_Given data_.
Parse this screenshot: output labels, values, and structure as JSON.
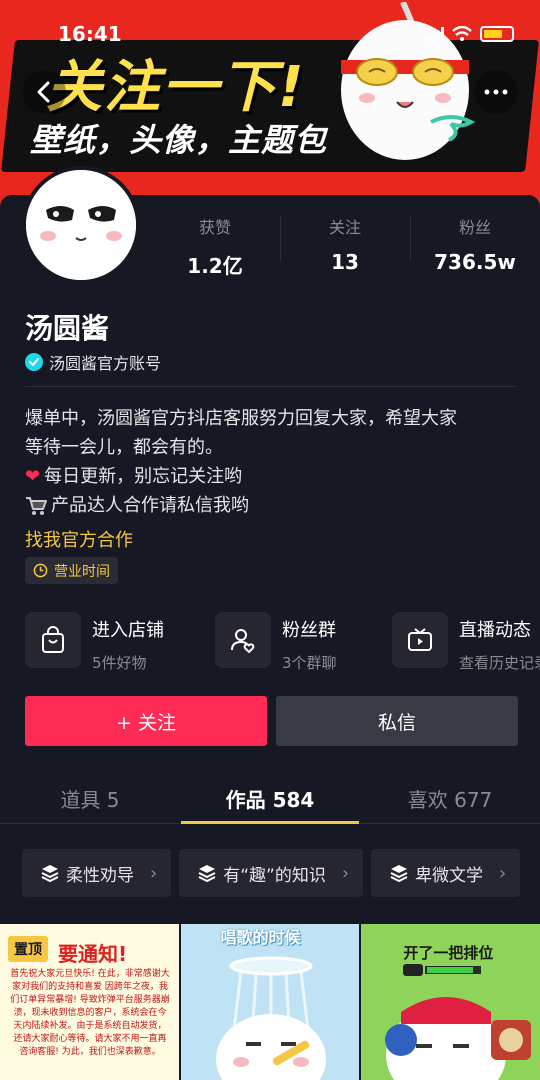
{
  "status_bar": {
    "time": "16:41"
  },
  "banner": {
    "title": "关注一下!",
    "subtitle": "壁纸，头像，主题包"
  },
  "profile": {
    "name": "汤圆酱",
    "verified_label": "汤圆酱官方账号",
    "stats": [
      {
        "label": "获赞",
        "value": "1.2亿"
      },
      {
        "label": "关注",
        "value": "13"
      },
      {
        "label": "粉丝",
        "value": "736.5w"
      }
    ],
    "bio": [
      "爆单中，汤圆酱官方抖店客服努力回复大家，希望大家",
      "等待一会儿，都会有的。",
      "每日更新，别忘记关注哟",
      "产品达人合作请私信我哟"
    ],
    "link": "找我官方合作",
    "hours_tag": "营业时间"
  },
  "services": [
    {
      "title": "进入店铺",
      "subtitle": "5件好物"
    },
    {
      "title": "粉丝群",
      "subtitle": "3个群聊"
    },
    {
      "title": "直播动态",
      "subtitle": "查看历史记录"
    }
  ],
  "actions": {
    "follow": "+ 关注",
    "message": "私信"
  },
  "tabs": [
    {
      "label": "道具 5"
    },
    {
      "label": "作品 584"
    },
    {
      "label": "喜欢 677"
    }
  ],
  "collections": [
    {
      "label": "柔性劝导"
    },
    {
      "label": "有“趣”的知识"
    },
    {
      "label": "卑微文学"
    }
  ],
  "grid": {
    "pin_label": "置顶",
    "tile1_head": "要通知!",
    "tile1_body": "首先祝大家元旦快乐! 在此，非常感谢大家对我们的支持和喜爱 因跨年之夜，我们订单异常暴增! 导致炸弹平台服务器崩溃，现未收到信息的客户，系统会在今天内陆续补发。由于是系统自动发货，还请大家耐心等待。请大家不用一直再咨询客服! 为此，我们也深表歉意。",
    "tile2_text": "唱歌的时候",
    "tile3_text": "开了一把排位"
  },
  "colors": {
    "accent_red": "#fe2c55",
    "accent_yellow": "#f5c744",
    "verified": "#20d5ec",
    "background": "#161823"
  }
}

_Given request_.
Transcribe the entries above verbatim, omitting their pictures.

_Complete response_.
Parse this screenshot: output labels, values, and structure as JSON.
{
  "status_bar": {
    "time": "16:41"
  },
  "banner": {
    "title": "关注一下!",
    "subtitle": "壁纸，头像，主题包"
  },
  "profile": {
    "name": "汤圆酱",
    "verified_label": "汤圆酱官方账号",
    "stats": [
      {
        "label": "获赞",
        "value": "1.2亿"
      },
      {
        "label": "关注",
        "value": "13"
      },
      {
        "label": "粉丝",
        "value": "736.5w"
      }
    ],
    "bio": [
      "爆单中，汤圆酱官方抖店客服努力回复大家，希望大家",
      "等待一会儿，都会有的。",
      "每日更新，别忘记关注哟",
      "产品达人合作请私信我哟"
    ],
    "link": "找我官方合作",
    "hours_tag": "营业时间"
  },
  "services": [
    {
      "title": "进入店铺",
      "subtitle": "5件好物"
    },
    {
      "title": "粉丝群",
      "subtitle": "3个群聊"
    },
    {
      "title": "直播动态",
      "subtitle": "查看历史记录"
    }
  ],
  "actions": {
    "follow": "+ 关注",
    "message": "私信"
  },
  "tabs": [
    {
      "label": "道具 5"
    },
    {
      "label": "作品 584"
    },
    {
      "label": "喜欢 677"
    }
  ],
  "collections": [
    {
      "label": "柔性劝导"
    },
    {
      "label": "有“趣”的知识"
    },
    {
      "label": "卑微文学"
    }
  ],
  "grid": {
    "pin_label": "置顶",
    "tile1_head": "要通知!",
    "tile1_body": "首先祝大家元旦快乐! 在此，非常感谢大家对我们的支持和喜爱 因跨年之夜，我们订单异常暴增! 导致炸弹平台服务器崩溃，现未收到信息的客户，系统会在今天内陆续补发。由于是系统自动发货，还请大家耐心等待。请大家不用一直再咨询客服! 为此，我们也深表歉意。",
    "tile2_text": "唱歌的时候",
    "tile3_text": "开了一把排位"
  },
  "colors": {
    "accent_red": "#fe2c55",
    "accent_yellow": "#f5c744",
    "verified": "#20d5ec",
    "background": "#161823"
  }
}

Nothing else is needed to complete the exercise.